## Records to use
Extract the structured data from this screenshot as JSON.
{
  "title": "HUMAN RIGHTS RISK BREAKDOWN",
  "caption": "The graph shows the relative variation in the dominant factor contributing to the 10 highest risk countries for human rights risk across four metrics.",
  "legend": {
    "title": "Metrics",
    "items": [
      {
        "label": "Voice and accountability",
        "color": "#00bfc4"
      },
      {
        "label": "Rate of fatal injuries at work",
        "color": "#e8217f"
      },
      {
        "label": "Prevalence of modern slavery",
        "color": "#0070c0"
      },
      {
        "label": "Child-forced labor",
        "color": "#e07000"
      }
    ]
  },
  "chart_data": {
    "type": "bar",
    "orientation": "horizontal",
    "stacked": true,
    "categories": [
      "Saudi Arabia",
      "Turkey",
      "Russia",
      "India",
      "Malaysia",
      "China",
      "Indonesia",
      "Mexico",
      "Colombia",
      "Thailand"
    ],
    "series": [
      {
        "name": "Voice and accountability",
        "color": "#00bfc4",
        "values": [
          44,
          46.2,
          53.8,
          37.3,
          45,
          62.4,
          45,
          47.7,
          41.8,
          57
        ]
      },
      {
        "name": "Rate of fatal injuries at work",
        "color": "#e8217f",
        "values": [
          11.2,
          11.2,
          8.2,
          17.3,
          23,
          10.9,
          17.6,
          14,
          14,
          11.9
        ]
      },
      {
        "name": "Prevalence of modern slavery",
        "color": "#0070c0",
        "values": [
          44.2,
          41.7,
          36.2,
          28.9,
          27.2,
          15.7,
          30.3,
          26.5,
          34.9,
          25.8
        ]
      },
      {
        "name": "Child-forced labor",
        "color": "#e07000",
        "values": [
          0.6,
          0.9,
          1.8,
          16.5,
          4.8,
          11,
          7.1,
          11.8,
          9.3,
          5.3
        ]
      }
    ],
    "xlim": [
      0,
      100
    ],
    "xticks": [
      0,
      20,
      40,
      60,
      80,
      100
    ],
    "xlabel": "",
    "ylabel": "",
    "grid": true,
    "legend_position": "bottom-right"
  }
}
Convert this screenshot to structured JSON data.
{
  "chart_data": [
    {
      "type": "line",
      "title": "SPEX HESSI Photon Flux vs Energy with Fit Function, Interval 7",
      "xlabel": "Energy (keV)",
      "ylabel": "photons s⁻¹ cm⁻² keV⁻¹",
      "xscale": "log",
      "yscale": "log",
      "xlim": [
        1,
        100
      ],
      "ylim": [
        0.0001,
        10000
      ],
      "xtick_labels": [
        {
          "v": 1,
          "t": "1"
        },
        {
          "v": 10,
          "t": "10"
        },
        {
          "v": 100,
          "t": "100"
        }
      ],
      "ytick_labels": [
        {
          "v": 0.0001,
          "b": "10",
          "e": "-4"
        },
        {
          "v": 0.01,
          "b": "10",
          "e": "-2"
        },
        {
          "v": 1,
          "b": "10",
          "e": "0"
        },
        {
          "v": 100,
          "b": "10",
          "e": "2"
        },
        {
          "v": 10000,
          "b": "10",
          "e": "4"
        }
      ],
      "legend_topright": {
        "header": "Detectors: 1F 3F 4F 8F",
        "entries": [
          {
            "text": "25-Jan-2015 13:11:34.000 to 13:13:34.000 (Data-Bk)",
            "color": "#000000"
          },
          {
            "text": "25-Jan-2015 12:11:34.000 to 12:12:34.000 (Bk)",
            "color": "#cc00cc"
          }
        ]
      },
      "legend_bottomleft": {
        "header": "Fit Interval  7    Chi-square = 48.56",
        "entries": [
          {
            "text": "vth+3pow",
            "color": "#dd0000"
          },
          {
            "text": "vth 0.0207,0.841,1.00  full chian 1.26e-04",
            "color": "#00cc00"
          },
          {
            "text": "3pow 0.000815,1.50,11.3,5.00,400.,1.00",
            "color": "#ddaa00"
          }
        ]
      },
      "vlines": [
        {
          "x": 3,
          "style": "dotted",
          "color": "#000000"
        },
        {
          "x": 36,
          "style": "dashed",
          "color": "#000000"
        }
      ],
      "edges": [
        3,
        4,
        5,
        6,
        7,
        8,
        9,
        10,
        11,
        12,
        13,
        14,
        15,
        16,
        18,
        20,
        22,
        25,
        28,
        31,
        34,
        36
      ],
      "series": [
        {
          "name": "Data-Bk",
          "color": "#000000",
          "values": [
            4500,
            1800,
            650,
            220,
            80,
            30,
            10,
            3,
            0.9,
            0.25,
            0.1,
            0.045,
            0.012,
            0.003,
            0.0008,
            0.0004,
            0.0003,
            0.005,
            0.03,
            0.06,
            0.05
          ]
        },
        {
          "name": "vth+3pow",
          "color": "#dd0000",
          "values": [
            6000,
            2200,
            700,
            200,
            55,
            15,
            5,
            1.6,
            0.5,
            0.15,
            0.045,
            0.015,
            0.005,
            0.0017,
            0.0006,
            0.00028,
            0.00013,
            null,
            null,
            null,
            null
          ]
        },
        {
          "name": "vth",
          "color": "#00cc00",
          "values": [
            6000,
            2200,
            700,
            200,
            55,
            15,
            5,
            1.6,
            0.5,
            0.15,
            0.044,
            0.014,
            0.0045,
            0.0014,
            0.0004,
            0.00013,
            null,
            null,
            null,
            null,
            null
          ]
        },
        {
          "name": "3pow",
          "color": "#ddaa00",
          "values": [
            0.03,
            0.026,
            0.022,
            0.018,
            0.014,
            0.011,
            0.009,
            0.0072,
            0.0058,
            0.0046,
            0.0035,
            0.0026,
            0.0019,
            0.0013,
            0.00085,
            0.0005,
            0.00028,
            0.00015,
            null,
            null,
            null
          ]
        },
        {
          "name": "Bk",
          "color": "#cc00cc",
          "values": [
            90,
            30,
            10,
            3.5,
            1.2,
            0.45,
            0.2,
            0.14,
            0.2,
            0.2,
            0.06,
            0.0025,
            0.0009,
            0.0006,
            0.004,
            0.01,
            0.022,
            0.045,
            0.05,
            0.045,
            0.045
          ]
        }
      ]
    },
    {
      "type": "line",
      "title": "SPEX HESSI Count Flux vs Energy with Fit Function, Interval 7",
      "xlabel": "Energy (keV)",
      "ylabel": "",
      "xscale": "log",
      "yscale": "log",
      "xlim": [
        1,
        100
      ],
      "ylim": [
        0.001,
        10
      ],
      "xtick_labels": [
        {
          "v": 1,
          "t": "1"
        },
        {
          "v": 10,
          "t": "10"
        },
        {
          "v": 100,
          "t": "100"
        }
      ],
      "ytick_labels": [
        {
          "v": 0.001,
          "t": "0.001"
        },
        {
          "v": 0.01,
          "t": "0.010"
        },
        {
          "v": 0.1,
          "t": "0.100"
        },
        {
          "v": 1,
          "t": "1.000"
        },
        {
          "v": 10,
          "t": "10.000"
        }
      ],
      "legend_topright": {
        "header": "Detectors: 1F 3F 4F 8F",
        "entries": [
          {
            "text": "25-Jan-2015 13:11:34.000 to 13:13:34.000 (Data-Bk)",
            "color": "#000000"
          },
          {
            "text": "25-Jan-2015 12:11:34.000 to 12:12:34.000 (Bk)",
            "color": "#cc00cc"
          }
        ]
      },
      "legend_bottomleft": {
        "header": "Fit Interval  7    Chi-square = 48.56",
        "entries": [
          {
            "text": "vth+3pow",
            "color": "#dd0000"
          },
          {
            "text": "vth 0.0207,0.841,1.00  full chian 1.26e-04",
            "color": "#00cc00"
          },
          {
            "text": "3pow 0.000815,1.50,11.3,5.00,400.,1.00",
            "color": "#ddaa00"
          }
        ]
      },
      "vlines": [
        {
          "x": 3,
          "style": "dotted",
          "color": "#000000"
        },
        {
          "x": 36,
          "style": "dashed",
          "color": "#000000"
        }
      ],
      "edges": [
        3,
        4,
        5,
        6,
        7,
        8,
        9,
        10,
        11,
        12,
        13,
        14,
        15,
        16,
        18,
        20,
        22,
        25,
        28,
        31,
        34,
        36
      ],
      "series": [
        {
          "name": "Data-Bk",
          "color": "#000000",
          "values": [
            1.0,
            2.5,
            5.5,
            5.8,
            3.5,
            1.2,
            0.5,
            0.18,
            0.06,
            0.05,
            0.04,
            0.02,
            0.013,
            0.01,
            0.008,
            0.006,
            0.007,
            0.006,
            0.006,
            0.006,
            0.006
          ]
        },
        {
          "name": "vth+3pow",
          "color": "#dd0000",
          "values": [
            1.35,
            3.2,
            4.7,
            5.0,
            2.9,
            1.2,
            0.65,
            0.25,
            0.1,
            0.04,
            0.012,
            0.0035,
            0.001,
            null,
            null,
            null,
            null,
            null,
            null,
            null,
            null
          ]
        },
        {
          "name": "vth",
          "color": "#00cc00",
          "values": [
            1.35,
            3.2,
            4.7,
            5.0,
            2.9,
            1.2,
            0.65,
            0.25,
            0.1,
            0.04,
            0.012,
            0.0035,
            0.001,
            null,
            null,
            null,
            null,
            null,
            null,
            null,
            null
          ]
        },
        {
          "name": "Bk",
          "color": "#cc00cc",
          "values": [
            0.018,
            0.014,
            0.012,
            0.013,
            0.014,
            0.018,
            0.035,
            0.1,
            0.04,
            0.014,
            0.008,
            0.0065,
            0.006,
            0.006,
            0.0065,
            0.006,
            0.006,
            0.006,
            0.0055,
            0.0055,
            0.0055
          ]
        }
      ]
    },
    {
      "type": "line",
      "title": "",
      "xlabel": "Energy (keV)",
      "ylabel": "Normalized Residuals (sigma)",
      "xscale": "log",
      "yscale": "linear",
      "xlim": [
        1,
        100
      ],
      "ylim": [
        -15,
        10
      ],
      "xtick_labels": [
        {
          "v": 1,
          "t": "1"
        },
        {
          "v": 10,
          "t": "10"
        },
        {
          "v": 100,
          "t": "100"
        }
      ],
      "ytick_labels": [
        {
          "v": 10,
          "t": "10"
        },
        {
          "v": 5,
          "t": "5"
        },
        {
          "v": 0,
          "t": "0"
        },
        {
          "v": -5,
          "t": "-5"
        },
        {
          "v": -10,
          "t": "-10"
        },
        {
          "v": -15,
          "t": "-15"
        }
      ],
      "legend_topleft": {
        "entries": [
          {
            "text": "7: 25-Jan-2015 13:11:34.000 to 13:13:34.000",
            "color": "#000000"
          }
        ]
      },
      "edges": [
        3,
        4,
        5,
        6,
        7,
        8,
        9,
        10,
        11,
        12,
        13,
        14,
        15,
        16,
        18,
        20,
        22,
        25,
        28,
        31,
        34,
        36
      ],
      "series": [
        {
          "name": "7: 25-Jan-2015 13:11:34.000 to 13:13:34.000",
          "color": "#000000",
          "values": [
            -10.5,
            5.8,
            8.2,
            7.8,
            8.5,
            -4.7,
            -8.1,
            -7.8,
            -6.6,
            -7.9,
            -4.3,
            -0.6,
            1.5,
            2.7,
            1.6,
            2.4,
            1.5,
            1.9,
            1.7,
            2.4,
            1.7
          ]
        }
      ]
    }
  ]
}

## Directions for this task
Copy out every line from the material above in which the word "Flux" appears.

## Result for this exercise
      "title": "SPEX HESSI Photon Flux vs Energy with Fit Function, Interval 7",
      "title": "SPEX HESSI Count Flux vs Energy with Fit Function, Interval 7",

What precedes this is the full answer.